→ **TASK DIRECTIONS**
Write the records out again, keeping each line exactly as it is.

→ **SUPPLIED MATERIAL**
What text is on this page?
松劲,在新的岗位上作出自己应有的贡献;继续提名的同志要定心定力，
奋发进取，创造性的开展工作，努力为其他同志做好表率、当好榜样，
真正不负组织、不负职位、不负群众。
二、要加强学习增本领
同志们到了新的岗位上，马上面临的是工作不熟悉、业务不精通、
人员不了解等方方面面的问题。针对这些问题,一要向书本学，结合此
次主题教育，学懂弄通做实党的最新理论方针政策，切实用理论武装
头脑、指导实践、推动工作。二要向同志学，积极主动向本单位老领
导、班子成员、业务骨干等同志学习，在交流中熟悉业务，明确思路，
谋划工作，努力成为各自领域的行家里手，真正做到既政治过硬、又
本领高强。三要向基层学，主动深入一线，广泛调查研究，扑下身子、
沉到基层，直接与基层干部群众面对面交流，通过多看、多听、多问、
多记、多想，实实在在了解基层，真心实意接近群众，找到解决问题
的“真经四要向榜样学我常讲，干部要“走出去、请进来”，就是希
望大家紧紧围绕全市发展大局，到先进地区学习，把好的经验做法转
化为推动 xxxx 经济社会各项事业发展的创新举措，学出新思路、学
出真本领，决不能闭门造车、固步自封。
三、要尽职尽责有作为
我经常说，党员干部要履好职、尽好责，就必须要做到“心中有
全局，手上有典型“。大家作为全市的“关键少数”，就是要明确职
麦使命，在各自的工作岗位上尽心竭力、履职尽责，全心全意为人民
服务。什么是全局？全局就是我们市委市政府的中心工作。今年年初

→ **SOLUTION**
What text is on this page?
松劲,在新的岗位上作出自己应有的贡献;继续提名的同志要定心定力，
奋发进取，创造性的开展工作，努力为其他同志做好表率、当好榜样，
真正不负组织、不负职位、不负群众。
二、要加强学习增本领
同志们到了新的岗位上，马上面临的是工作不熟悉、业务不精通、
人员不了解等方方面面的问题。针对这些问题,一要向书本学，结合此
次主题教育，学懂弄通做实党的最新理论方针政策，切实用理论武装
头脑、指导实践、推动工作。二要向同志学，积极主动向本单位老领
导、班子成员、业务骨干等同志学习，在交流中熟悉业务，明确思路，
谋划工作，努力成为各自领域的行家里手，真正做到既政治过硬、又
本领高强。三要向基层学，主动深入一线，广泛调查研究，扑下身子、
沉到基层，直接与基层干部群众面对面交流，通过多看、多听、多问、
多记、多想，实实在在了解基层，真心实意接近群众，找到解决问题
的“真经四要向榜样学我常讲，干部要“走出去、请进来”，就是希
望大家紧紧围绕全市发展大局，到先进地区学习，把好的经验做法转
化为推动 xxxx 经济社会各项事业发展的创新举措，学出新思路、学
出真本领，决不能闭门造车、固步自封。
三、要尽职尽责有作为
我经常说，党员干部要履好职、尽好责，就必须要做到“心中有
全局，手上有典型“。大家作为全市的“关键少数”，就是要明确职
麦使命，在各自的工作岗位上尽心竭力、履职尽责，全心全意为人民
服务。什么是全局？全局就是我们市委市政府的中心工作。今年年初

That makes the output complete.